Part of a data file
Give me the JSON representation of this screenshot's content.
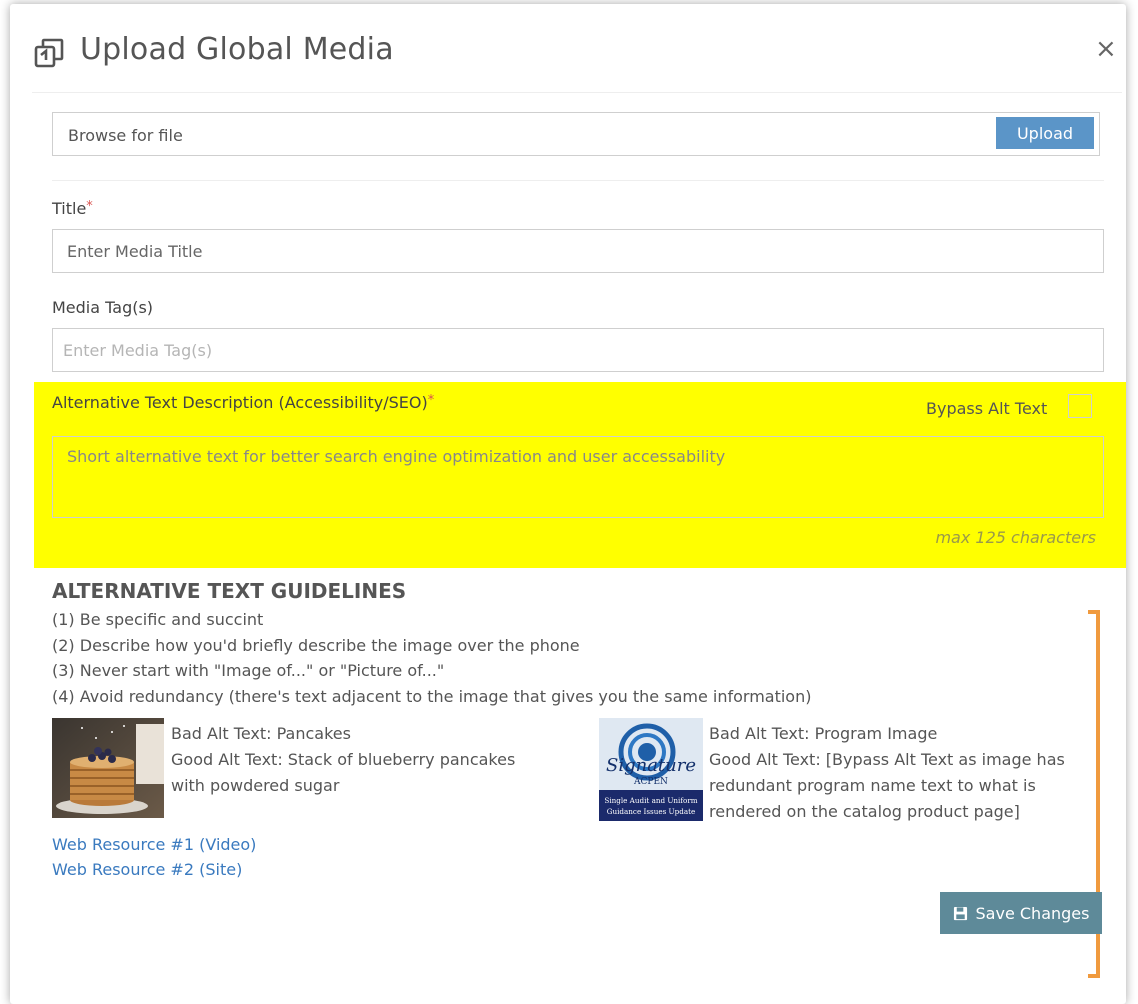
{
  "dialog": {
    "title": "Upload Global Media",
    "close_symbol": "×"
  },
  "file": {
    "label": "Browse for file",
    "upload_label": "Upload"
  },
  "title_field": {
    "label": "Title",
    "required_mark": "*",
    "placeholder": "Enter Media Title"
  },
  "tags_field": {
    "label": "Media Tag(s)",
    "placeholder": "Enter Media Tag(s)"
  },
  "alt_text": {
    "label": "Alternative Text Description (Accessibility/SEO)",
    "required_mark": "*",
    "bypass_label": "Bypass Alt Text",
    "bypass_checked": false,
    "placeholder": "Short alternative text for better search engine optimization and user accessability",
    "max_note": "max 125 characters",
    "highlight_color": "#ffff00"
  },
  "guidelines": {
    "heading": "ALTERNATIVE TEXT GUIDELINES",
    "items": [
      "(1) Be specific and succint",
      "(2) Describe how you'd briefly describe the image over the phone",
      "(3) Never start with \"Image of...\" or \"Picture of...\"",
      "(4) Avoid redundancy (there's text adjacent to the image that gives you the same information)"
    ]
  },
  "examples": [
    {
      "bad": "Bad Alt Text: Pancakes",
      "good_lines": [
        "Good Alt Text: Stack of blueberry pancakes",
        "with powdered sugar"
      ]
    },
    {
      "bad": "Bad Alt Text: Program Image",
      "good_lines": [
        "Good Alt Text: [Bypass Alt Text as image has",
        "redundant program name text to what is",
        "rendered on the catalog product page]"
      ],
      "thumb_script": "Signature",
      "thumb_sub": "ACPEN",
      "thumb_caption_1": "Single Audit and Uniform",
      "thumb_caption_2": "Guidance Issues Update"
    }
  ],
  "links": [
    "Web Resource #1 (Video)",
    "Web Resource #2 (Site)"
  ],
  "save_label": "Save Changes",
  "colors": {
    "upload_button": "#5b95c8",
    "save_button": "#5e8a99",
    "bracket": "#f09a3e",
    "link": "#3a7abf"
  }
}
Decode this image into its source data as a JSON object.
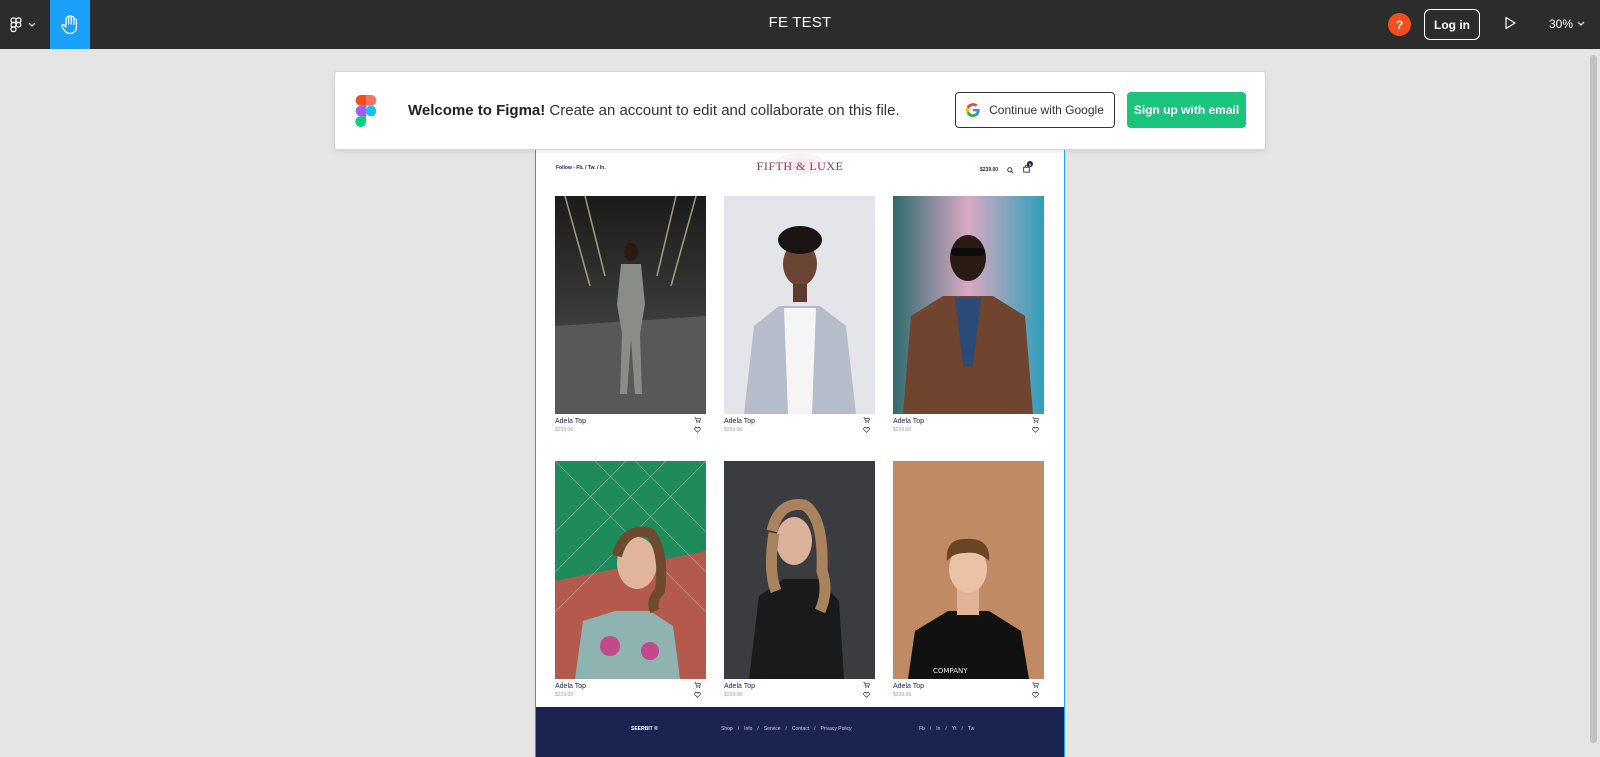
{
  "toolbar": {
    "file_title": "FE TEST",
    "help_label": "?",
    "login_label": "Log in",
    "zoom_label": "30%",
    "hand_color": "#18a0fb"
  },
  "banner": {
    "welcome_bold": "Welcome to Figma!",
    "welcome_rest": " Create an account to edit and collaborate on this file.",
    "google_label": "Continue with Google",
    "email_label": "Sign up with email"
  },
  "site": {
    "follow": "Follow - Fb. / Tw. / In.",
    "brand": "FIFTH & LUXE",
    "cart_total": "$239.00",
    "cart_count": "0",
    "products": [
      {
        "name": "Adela Top",
        "price": "$239.00"
      },
      {
        "name": "Adela Top",
        "price": "$239.00"
      },
      {
        "name": "Adela Top",
        "price": "$239.00"
      },
      {
        "name": "Adela Top",
        "price": "$239.00"
      },
      {
        "name": "Adela Top",
        "price": "$239.00"
      },
      {
        "name": "Adela Top",
        "price": "$239.00"
      }
    ],
    "footer": {
      "brand": "SEERBIT ®",
      "links": [
        "Shop",
        "/",
        "Info",
        "/",
        "Service",
        "/",
        "Contact",
        "/",
        "Privacy Policy"
      ],
      "social": [
        "Fb",
        "/",
        "In",
        "/",
        "Yt",
        "/",
        "Tw"
      ]
    }
  }
}
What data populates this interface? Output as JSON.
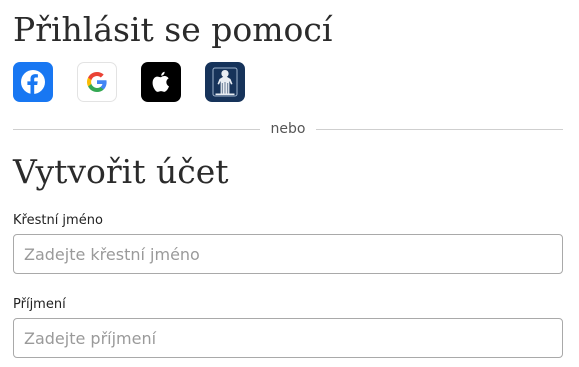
{
  "signin": {
    "title": "Přihlásit se pomocí",
    "providers": [
      {
        "id": "facebook",
        "icon": "facebook-icon",
        "color": "#1877F2"
      },
      {
        "id": "google",
        "icon": "google-icon",
        "color": "#FFFFFF"
      },
      {
        "id": "apple",
        "icon": "apple-icon",
        "color": "#000000"
      },
      {
        "id": "church",
        "icon": "church-logo-icon",
        "color": "#16335A"
      }
    ]
  },
  "divider": {
    "text": "nebo"
  },
  "create_account": {
    "title": "Vytvořit účet",
    "first_name": {
      "label": "Křestní jméno",
      "placeholder": "Zadejte křestní jméno",
      "value": ""
    },
    "last_name": {
      "label": "Příjmení",
      "placeholder": "Zadejte příjmení",
      "value": ""
    }
  }
}
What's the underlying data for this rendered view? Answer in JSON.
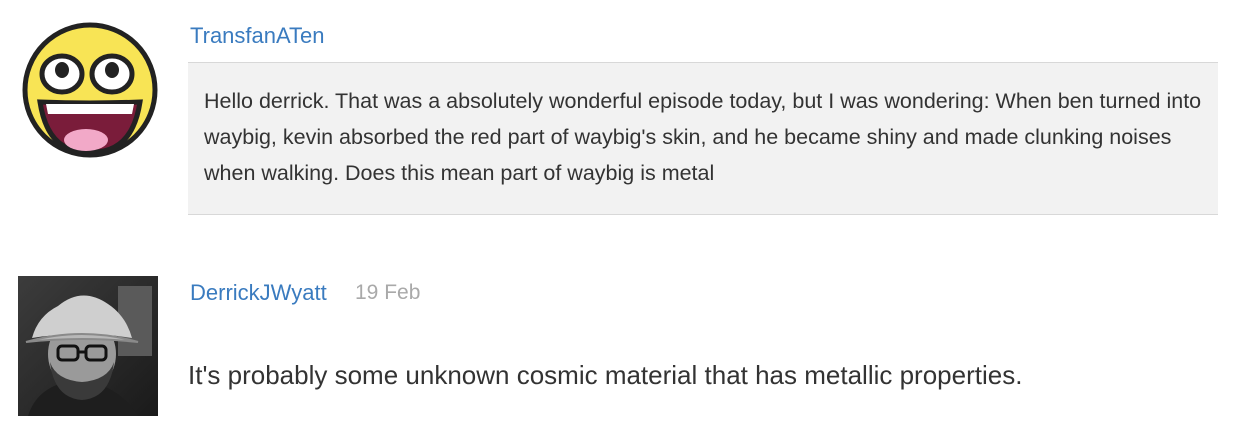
{
  "comments": [
    {
      "author": "TransfanATen",
      "avatar": "smiley-face-icon",
      "text": "Hello derrick. That was a absolutely wonderful episode today, but I was wondering: When ben turned into waybig, kevin absorbed the red part of waybig's skin, and he became shiny and made clunking noises when walking. Does this mean part of waybig is metal"
    },
    {
      "author": "DerrickJWyatt",
      "avatar": "user-photo",
      "date": "19 Feb",
      "text": "It's probably some unknown cosmic material that has metallic properties."
    }
  ],
  "colors": {
    "link": "#3a7bbf",
    "date": "#a9a9a9",
    "quote_bg": "#f2f2f2",
    "text": "#333333"
  }
}
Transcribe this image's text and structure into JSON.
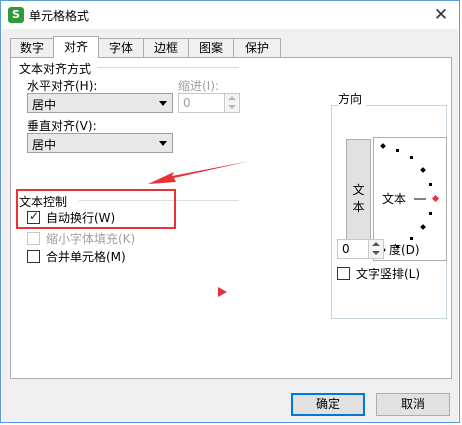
{
  "window": {
    "title": "单元格格式",
    "app_icon": "S",
    "close": "✕"
  },
  "tabs": [
    {
      "label": "数字",
      "active": false
    },
    {
      "label": "对齐",
      "active": true
    },
    {
      "label": "字体",
      "active": false
    },
    {
      "label": "边框",
      "active": false
    },
    {
      "label": "图案",
      "active": false
    },
    {
      "label": "保护",
      "active": false
    }
  ],
  "alignment": {
    "group_title": "文本对齐方式",
    "horizontal_label": "水平对齐(H):",
    "horizontal_value": "居中",
    "indent_label": "缩进(I):",
    "indent_value": "0",
    "vertical_label": "垂直对齐(V):",
    "vertical_value": "居中"
  },
  "text_control": {
    "group_title": "文本控制",
    "wrap_text": {
      "label": "自动换行(W)",
      "checked": true
    },
    "shrink_to_fit": {
      "label": "缩小字体填充(K)",
      "checked": false,
      "disabled": true
    },
    "merge_cells": {
      "label": "合并单元格(M)",
      "checked": false
    }
  },
  "orientation": {
    "group_title": "方向",
    "vertical_text": "文本",
    "dial_text": "文本",
    "degrees_value": "0",
    "degrees_label": "度(D)",
    "vertical_stack": {
      "label": "文字竖排(L)",
      "checked": false
    }
  },
  "buttons": {
    "ok": "确定",
    "cancel": "取消"
  },
  "annotation": {
    "color": "#e8323a"
  }
}
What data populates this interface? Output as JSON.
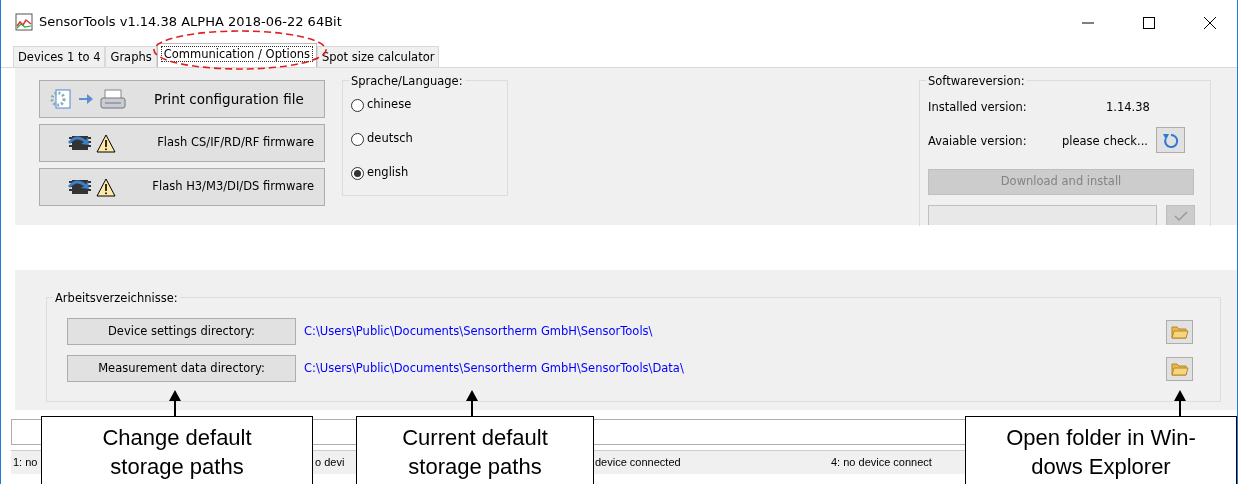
{
  "window": {
    "title": "SensorTools v1.14.38 ALPHA 2018-06-22 64Bit"
  },
  "tabs": [
    {
      "label": "Devices 1 to 4",
      "selected": false
    },
    {
      "label": "Graphs",
      "selected": false
    },
    {
      "label": "Communication / Options",
      "selected": true
    },
    {
      "label": "Spot size calculator",
      "selected": false
    }
  ],
  "actions": [
    {
      "kind": "print",
      "label": "Print configuration file"
    },
    {
      "kind": "flash",
      "label": "Flash CS/IF/RD/RF firmware"
    },
    {
      "kind": "flash",
      "label": "Flash H3/M3/DI/DS firmware"
    }
  ],
  "language": {
    "label": "Sprache/Language:",
    "options": [
      {
        "label": "chinese",
        "selected": false
      },
      {
        "label": "deutsch",
        "selected": false
      },
      {
        "label": "english",
        "selected": true
      }
    ]
  },
  "software": {
    "label": "Softwareversion:",
    "installed_label": "Installed version:",
    "installed_value": "1.14.38",
    "available_label": "Avaiable version:",
    "available_value": "please check...",
    "download_button": {
      "label": "Download and install",
      "disabled": true
    }
  },
  "directories": {
    "label": "Arbeitsverzeichnisse:",
    "rows": [
      {
        "button": "Device settings directory:",
        "path": "C:\\Users\\Public\\Documents\\Sensortherm GmbH\\SensorTools\\"
      },
      {
        "button": "Measurement data directory:",
        "path": "C:\\Users\\Public\\Documents\\Sensortherm GmbH\\SensorTools\\Data\\"
      }
    ]
  },
  "status_bar": [
    "1: no",
    "o devi",
    "device connected",
    "4: no device connect"
  ],
  "annotations": [
    {
      "text": "Change default\nstorage paths"
    },
    {
      "text": "Current default\nstorage paths"
    },
    {
      "text": "Open folder in Win-\ndows Explorer"
    }
  ]
}
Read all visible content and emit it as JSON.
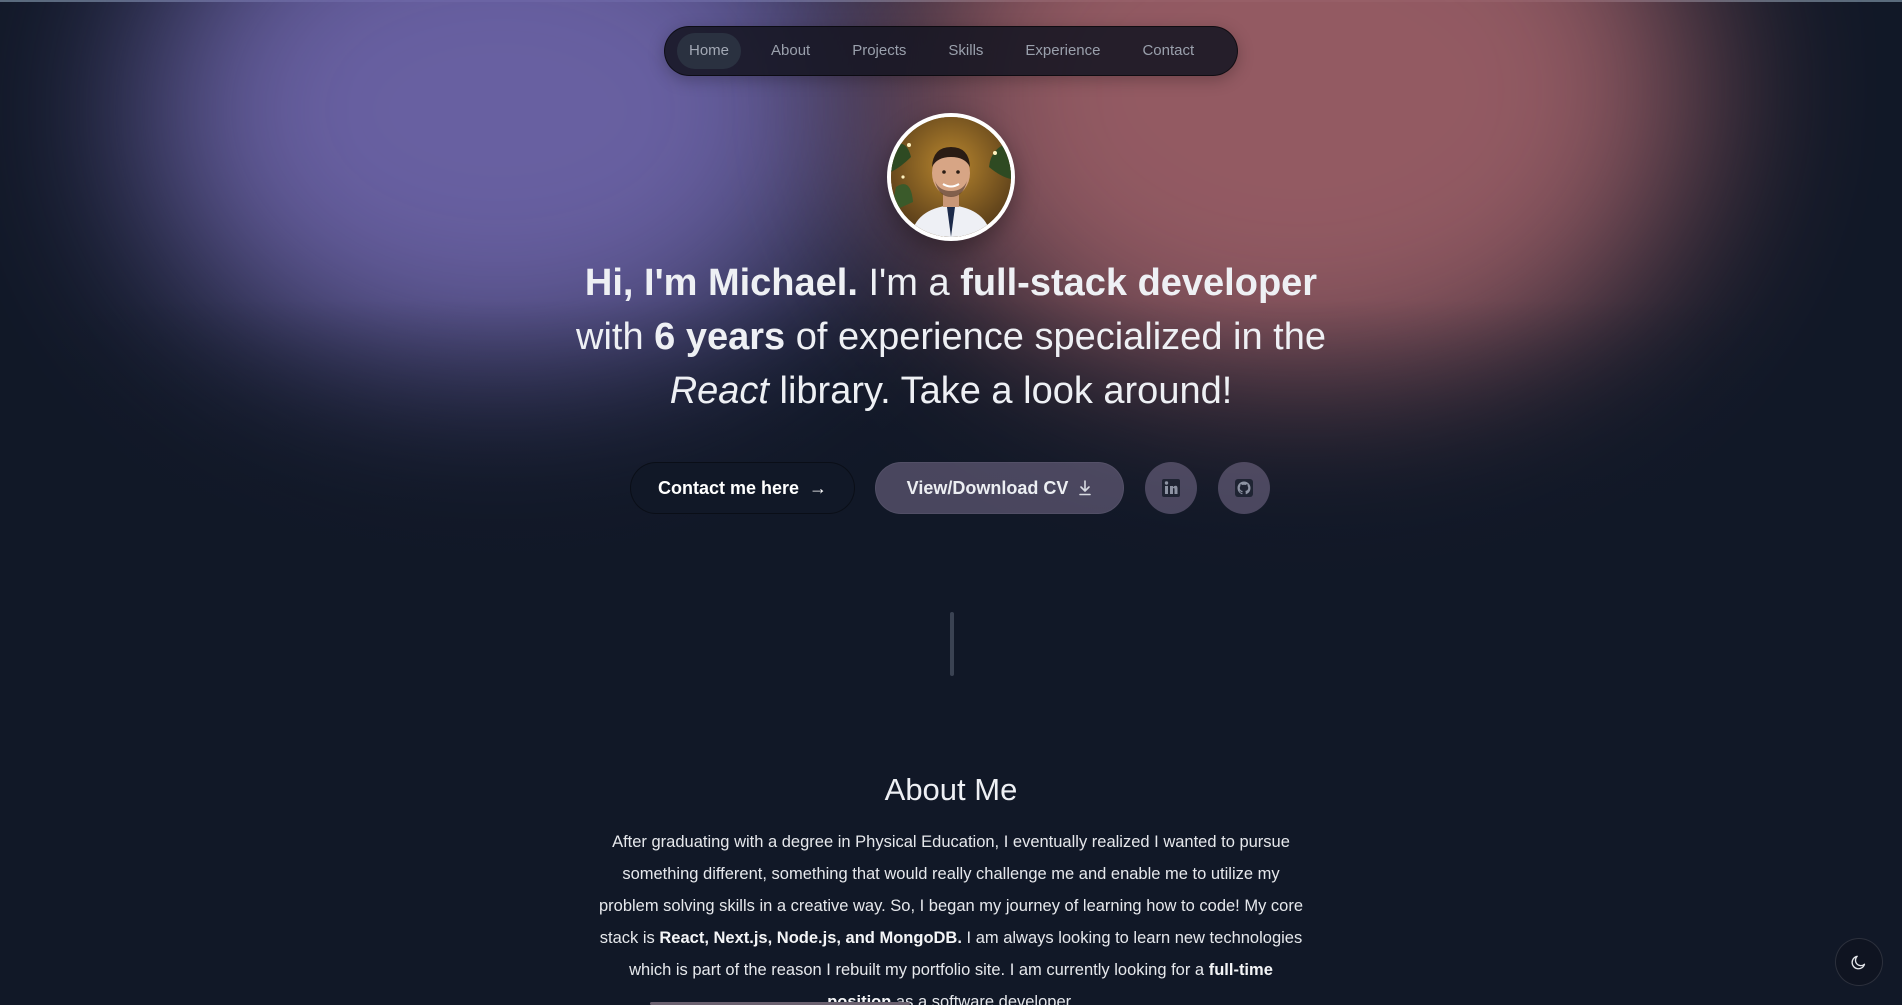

Description of the task> Return all lines with the word "SensorTools" in them.

Answer for this exercise>
    "title": "SensorTools v1.14.38 ALPHA 2018-06-22 64Bit"
        "path": "C:\\Users\\Public\\Documents\\Sensortherm GmbH\\SensorTools\\"
        "path": "C:\\Users\\Public\\Documents\\Sensortherm GmbH\\SensorTools\\Data\\"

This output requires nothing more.